REQUIREMENTS: Give every line below again, exactly.
========================================
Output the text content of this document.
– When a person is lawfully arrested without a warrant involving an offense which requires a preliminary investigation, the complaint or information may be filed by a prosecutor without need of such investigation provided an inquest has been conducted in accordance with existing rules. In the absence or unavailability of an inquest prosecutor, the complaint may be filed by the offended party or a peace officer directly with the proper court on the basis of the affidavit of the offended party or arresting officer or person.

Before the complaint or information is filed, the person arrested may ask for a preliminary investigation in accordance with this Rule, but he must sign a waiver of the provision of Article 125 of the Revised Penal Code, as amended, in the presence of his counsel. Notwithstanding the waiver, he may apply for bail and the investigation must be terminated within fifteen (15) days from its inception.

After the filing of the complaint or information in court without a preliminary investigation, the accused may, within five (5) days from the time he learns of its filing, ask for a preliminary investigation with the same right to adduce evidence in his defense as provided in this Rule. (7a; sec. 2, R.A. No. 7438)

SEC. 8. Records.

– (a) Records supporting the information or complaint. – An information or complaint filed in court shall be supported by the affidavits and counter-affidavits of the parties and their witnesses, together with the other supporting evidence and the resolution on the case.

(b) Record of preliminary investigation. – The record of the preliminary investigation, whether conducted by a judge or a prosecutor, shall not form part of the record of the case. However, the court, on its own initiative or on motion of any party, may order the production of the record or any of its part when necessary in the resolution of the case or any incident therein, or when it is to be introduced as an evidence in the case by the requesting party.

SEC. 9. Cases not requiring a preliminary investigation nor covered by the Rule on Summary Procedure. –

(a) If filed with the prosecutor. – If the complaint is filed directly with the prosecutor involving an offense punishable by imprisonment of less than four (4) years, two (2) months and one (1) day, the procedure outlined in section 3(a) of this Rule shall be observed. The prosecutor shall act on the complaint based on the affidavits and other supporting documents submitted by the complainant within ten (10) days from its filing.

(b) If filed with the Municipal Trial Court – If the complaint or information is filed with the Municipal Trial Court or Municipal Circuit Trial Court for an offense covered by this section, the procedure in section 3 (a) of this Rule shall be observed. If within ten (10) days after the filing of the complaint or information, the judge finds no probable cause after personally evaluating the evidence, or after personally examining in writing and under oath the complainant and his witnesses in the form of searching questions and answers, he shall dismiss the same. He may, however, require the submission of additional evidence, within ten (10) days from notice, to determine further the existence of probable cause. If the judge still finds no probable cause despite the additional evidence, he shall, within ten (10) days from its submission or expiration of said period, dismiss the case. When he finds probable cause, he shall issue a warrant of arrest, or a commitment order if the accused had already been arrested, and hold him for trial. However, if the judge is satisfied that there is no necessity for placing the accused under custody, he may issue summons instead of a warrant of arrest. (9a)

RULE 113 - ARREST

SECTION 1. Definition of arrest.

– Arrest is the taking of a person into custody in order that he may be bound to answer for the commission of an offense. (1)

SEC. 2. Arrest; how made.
========================================
TASK SOLUTION:
Output the text content of this document.
– When a person is lawfully arrested without a warrant involving an offense which requires a preliminary investigation, the complaint or information may be filed by a prosecutor without need of such investigation provided an inquest has been conducted in accordance with existing rules. In the absence or unavailability of an inquest prosecutor, the complaint may be filed by the offended party or a peace officer directly with the proper court on the basis of the affidavit of the offended party or arresting officer or person.

Before the complaint or information is filed, the person arrested may ask for a preliminary investigation in accordance with this Rule, but he must sign a waiver of the provision of Article 125 of the Revised Penal Code, as amended, in the presence of his counsel. Notwithstanding the waiver, he may apply for bail and the investigation must be terminated within fifteen (15) days from its inception.

After the filing of the complaint or information in court without a preliminary investigation, the accused may, within five (5) days from the time he learns of its filing, ask for a preliminary investigation with the same right to adduce evidence in his defense as provided in this Rule. (7a; sec. 2, R.A. No. 7438)

SEC. 8. Records.

– (a) Records supporting the information or complaint. – An information or complaint filed in court shall be supported by the affidavits and counter-affidavits of the parties and their witnesses, together with the other supporting evidence and the resolution on the case.

(b) Record of preliminary investigation. – The record of the preliminary investigation, whether conducted by a judge or a prosecutor, shall not form part of the record of the case. However, the court, on its own initiative or on motion of any party, may order the production of the record or any of its part when necessary in the resolution of the case or any incident therein, or when it is to be introduced as an evidence in the case by the requesting party.

SEC. 9. Cases not requiring a preliminary investigation nor covered by the Rule on Summary Procedure. –

(a) If filed with the prosecutor. – If the complaint is filed directly with the prosecutor involving an offense punishable by imprisonment of less than four (4) years, two (2) months and one (1) day, the procedure outlined in section 3(a) of this Rule shall be observed. The prosecutor shall act on the complaint based on the affidavits and other supporting documents submitted by the complainant within ten (10) days from its filing.

(b) If filed with the Municipal Trial Court – If the complaint or information is filed with the Municipal Trial Court or Municipal Circuit Trial Court for an offense covered by this section, the procedure in section 3 (a) of this Rule shall be observed. If within ten (10) days after the filing of the complaint or information, the judge finds no probable cause after personally evaluating the evidence, or after personally examining in writing and under oath the complainant and his witnesses in the form of searching questions and answers, he shall dismiss the same. He may, however, require the submission of additional evidence, within ten (10) days from notice, to determine further the existence of probable cause. If the judge still finds no probable cause despite the additional evidence, he shall, within ten (10) days from its submission or expiration of said period, dismiss the case. When he finds probable cause, he shall issue a warrant of arrest, or a commitment order if the accused had already been arrested, and hold him for trial. However, if the judge is satisfied that there is no necessity for placing the accused under custody, he may issue summons instead of a warrant of arrest. (9a)

RULE 113 - ARREST

SECTION 1. Definition of arrest.

– Arrest is the taking of a person into custody in order that he may be bound to answer for the commission of an offense. (1)

SEC. 2. Arrest; how made.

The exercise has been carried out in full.